## YOUR GOAL
Output every entry exactly as written.

============================================================

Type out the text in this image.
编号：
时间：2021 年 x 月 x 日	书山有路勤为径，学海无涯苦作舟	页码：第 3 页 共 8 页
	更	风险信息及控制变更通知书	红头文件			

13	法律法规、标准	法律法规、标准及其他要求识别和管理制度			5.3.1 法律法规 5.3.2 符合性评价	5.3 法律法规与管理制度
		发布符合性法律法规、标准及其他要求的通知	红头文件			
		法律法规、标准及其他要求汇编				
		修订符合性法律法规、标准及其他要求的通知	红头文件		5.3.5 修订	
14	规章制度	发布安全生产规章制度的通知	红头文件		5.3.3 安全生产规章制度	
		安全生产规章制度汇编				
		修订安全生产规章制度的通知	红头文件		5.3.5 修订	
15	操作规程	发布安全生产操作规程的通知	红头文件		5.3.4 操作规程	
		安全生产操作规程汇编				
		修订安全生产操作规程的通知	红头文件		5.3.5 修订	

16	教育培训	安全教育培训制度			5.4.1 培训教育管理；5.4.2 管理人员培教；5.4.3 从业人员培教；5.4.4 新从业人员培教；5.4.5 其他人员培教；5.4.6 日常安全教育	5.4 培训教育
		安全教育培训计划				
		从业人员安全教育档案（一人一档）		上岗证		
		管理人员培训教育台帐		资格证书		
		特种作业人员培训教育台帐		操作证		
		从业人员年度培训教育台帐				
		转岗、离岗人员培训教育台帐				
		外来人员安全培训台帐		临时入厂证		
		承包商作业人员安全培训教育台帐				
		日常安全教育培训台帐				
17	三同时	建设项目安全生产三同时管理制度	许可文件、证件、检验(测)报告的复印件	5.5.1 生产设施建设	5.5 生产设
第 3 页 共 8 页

============================================================

## TASK ANSWER
Type out the text in this image.
编号：
时间：2021 年 x 月 x 日	书山有路勤为径，学海无涯苦作舟	页码：第 3 页 共 8 页
	更	风险信息及控制变更通知书	红头文件			

13	法律法规、标准	法律法规、标准及其他要求识别和管理制度			5.3.1 法律法规 5.3.2 符合性评价	5.3 法律法规与管理制度
		发布符合性法律法规、标准及其他要求的通知	红头文件			
		法律法规、标准及其他要求汇编				
		修订符合性法律法规、标准及其他要求的通知	红头文件		5.3.5 修订	
14	规章制度	发布安全生产规章制度的通知	红头文件		5.3.3 安全生产规章制度	
		安全生产规章制度汇编				
		修订安全生产规章制度的通知	红头文件		5.3.5 修订	
15	操作规程	发布安全生产操作规程的通知	红头文件		5.3.4 操作规程	
		安全生产操作规程汇编				
		修订安全生产操作规程的通知	红头文件		5.3.5 修订	

16	教育培训	安全教育培训制度			5.4.1 培训教育管理；5.4.2 管理人员培教；5.4.3 从业人员培教；5.4.4 新从业人员培教；5.4.5 其他人员培教；5.4.6 日常安全教育	5.4 培训教育
		安全教育培训计划				
		从业人员安全教育档案（一人一档）		上岗证		
		管理人员培训教育台帐		资格证书		
		特种作业人员培训教育台帐		操作证		
		从业人员年度培训教育台帐				
		转岗、离岗人员培训教育台帐				
		外来人员安全培训台帐		临时入厂证		
		承包商作业人员安全培训教育台帐				
		日常安全教育培训台帐				
17	三同时	建设项目安全生产三同时管理制度	许可文件、证件、检验(测)报告的复印件	5.5.1 生产设施建设	5.5 生产设
第 3 页 共 8 页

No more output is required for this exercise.